**Dataset excerpts**.
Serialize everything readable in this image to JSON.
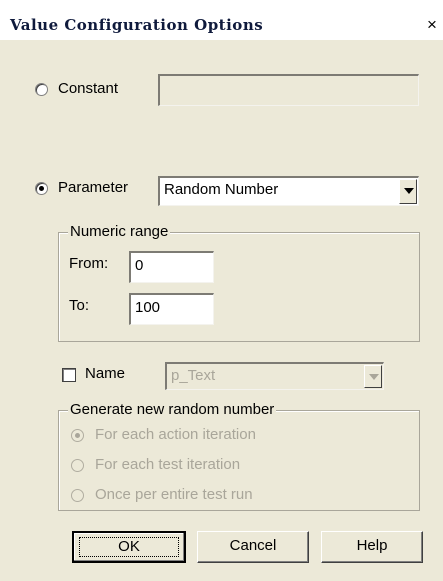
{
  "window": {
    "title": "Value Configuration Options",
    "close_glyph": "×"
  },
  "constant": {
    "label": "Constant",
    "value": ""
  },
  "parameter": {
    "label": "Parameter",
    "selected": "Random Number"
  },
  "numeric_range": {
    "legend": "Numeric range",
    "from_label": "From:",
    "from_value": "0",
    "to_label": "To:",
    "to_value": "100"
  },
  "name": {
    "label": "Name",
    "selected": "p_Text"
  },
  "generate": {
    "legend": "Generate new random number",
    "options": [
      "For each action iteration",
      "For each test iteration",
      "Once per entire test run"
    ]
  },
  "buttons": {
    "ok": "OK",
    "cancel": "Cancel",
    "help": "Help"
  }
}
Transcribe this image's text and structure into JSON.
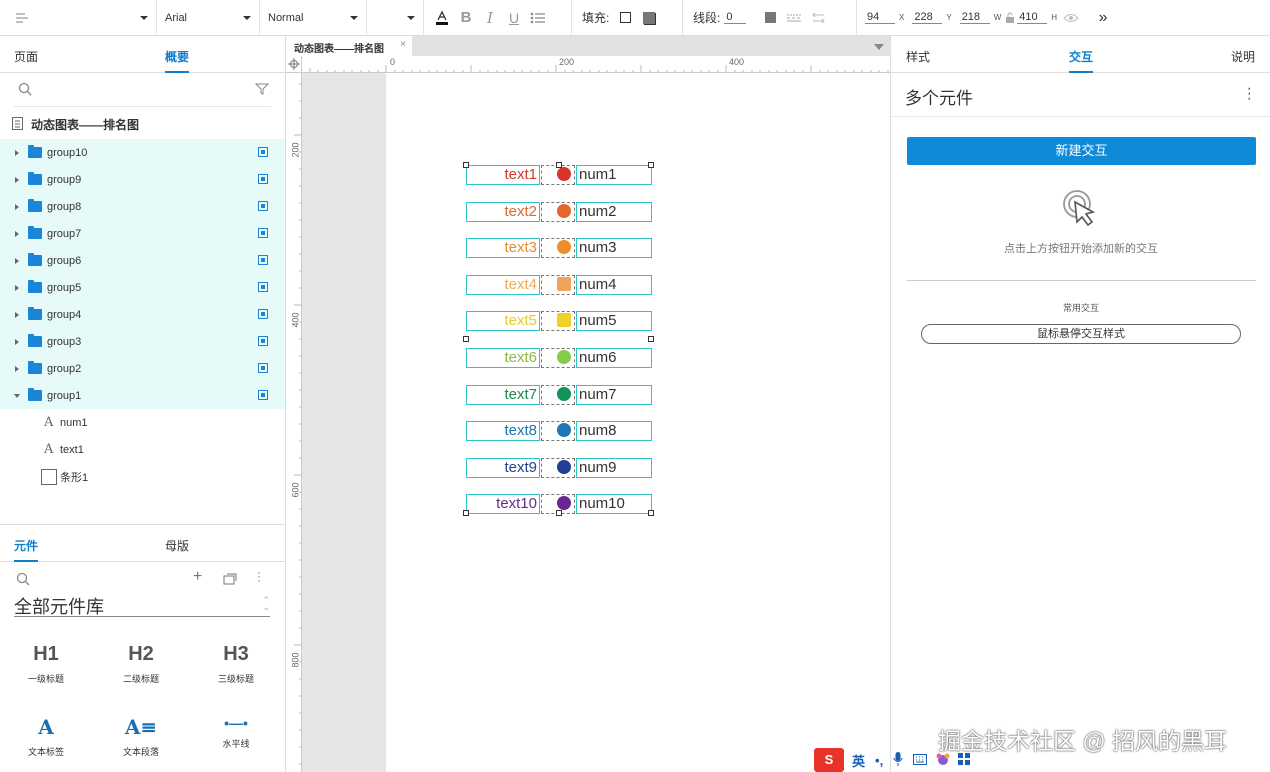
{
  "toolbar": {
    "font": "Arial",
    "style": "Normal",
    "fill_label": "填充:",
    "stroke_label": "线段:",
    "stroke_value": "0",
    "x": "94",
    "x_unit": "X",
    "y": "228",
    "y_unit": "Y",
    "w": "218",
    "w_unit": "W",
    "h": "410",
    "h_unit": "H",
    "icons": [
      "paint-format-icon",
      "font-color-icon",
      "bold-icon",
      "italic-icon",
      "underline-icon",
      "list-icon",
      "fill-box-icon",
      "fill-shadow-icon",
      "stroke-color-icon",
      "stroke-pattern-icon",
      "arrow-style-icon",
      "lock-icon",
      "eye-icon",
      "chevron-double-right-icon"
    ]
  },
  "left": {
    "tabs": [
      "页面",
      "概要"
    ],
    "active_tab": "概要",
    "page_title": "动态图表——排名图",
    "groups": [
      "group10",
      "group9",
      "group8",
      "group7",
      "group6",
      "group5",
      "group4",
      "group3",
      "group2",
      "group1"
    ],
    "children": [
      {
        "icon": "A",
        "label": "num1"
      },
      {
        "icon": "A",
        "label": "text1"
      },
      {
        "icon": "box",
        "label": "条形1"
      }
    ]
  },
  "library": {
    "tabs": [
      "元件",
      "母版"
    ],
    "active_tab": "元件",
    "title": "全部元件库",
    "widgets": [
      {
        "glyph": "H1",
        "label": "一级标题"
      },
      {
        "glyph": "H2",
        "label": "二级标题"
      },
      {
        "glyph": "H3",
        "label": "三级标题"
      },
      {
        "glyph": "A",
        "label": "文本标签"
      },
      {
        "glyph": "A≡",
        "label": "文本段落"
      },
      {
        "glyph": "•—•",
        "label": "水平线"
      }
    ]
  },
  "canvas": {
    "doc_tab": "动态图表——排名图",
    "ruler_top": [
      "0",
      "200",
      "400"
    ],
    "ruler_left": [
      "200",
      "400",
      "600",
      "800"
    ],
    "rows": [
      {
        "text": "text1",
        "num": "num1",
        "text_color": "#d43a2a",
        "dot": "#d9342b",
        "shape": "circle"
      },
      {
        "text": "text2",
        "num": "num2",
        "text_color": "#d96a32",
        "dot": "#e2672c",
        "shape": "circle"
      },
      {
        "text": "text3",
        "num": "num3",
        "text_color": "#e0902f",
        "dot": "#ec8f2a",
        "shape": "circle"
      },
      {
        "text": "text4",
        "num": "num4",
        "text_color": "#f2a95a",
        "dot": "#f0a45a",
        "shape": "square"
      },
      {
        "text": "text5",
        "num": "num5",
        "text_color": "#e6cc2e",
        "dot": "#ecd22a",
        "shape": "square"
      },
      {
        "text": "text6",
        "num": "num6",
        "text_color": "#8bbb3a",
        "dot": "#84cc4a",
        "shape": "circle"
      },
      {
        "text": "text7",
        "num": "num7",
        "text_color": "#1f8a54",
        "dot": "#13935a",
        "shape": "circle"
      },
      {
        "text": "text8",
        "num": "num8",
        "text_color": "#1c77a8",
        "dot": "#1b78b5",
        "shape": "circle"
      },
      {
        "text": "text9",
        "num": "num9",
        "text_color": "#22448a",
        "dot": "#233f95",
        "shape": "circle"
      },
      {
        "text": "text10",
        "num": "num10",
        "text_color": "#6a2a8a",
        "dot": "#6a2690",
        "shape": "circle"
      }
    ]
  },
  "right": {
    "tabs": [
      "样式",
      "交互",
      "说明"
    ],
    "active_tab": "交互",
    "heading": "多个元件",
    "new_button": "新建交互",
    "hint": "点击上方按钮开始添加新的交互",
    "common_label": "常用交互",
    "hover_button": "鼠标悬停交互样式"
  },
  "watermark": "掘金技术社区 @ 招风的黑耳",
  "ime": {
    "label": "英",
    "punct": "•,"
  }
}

**Problem**. Copy every line of the listing that includes the string "JSON".

**Answer for this exercise**.
Serialize everything readable in this image to JSON.
Transcribe this image's text and structure into JSON.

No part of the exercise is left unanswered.